Stored records:
━━━━

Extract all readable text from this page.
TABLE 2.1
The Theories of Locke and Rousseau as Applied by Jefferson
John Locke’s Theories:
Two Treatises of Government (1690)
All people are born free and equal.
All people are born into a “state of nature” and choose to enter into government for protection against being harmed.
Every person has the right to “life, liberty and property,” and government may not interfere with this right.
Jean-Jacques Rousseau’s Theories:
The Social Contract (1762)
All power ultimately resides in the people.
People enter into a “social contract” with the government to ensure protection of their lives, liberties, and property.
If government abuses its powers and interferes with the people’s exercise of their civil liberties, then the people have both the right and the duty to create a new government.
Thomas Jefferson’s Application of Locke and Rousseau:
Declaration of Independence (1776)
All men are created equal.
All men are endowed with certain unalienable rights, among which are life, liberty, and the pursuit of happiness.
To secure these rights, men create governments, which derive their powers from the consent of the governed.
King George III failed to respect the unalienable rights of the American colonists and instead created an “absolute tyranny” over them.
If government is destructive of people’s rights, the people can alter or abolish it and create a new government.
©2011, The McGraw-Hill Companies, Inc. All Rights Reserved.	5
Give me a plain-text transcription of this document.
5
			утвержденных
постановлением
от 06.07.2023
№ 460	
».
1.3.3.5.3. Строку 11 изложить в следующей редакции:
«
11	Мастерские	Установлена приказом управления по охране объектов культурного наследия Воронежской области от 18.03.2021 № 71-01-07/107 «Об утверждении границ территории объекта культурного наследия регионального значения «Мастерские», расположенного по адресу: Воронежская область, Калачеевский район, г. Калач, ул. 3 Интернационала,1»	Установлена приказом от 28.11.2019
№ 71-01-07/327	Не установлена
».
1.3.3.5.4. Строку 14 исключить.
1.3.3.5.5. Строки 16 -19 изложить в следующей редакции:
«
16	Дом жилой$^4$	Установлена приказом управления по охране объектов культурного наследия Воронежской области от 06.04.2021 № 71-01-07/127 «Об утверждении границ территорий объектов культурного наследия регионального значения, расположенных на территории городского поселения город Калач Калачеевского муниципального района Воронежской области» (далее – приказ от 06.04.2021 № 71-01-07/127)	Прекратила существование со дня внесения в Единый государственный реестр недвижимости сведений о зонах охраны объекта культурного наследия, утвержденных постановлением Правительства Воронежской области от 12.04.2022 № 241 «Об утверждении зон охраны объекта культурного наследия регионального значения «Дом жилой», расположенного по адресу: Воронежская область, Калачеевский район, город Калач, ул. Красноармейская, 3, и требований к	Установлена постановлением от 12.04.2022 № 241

━━━━

• **Short exercise**
Write the material out exactly, with nothing left out.

• **Output**
Extract all readable text from this page.
TABLE 2.1
The Theories of Locke and Rousseau as Applied by Jefferson
John Locke’s Theories:
Two Treatises of Government (1690)
All people are born free and equal.
All people are born into a “state of nature” and choose to enter into government for protection against being harmed.
Every person has the right to “life, liberty and property,” and government may not interfere with this right.
Jean-Jacques Rousseau’s Theories:
The Social Contract (1762)
All power ultimately resides in the people.
People enter into a “social contract” with the government to ensure protection of their lives, liberties, and property.
If government abuses its powers and interferes with the people’s exercise of their civil liberties, then the people have both the right and the duty to create a new government.
Thomas Jefferson’s Application of Locke and Rousseau:
Declaration of Independence (1776)
All men are created equal.
All men are endowed with certain unalienable rights, among which are life, liberty, and the pursuit of happiness.
To secure these rights, men create governments, which derive their powers from the consent of the governed.
King George III failed to respect the unalienable rights of the American colonists and instead created an “absolute tyranny” over them.
If government is destructive of people’s rights, the people can alter or abolish it and create a new government.
©2011, The McGraw-Hill Companies, Inc. All Rights Reserved.	5
Give me a plain-text transcription of this document.
5
			утвержденных
постановлением
от 06.07.2023
№ 460	
».
1.3.3.5.3. Строку 11 изложить в следующей редакции:
«
11	Мастерские	Установлена приказом управления по охране объектов культурного наследия Воронежской области от 18.03.2021 № 71-01-07/107 «Об утверждении границ территории объекта культурного наследия регионального значения «Мастерские», расположенного по адресу: Воронежская область, Калачеевский район, г. Калач, ул. 3 Интернационала,1»	Установлена приказом от 28.11.2019
№ 71-01-07/327	Не установлена
».
1.3.3.5.4. Строку 14 исключить.
1.3.3.5.5. Строки 16 -19 изложить в следующей редакции:
«
16	Дом жилой$^4$	Установлена приказом управления по охране объектов культурного наследия Воронежской области от 06.04.2021 № 71-01-07/127 «Об утверждении границ территорий объектов культурного наследия регионального значения, расположенных на территории городского поселения город Калач Калачеевского муниципального района Воронежской области» (далее – приказ от 06.04.2021 № 71-01-07/127)	Прекратила существование со дня внесения в Единый государственный реестр недвижимости сведений о зонах охраны объекта культурного наследия, утвержденных постановлением Правительства Воронежской области от 12.04.2022 № 241 «Об утверждении зон охраны объекта культурного наследия регионального значения «Дом жилой», расположенного по адресу: Воронежская область, Калачеевский район, город Калач, ул. Красноармейская, 3, и требований к	Установлена постановлением от 12.04.2022 № 241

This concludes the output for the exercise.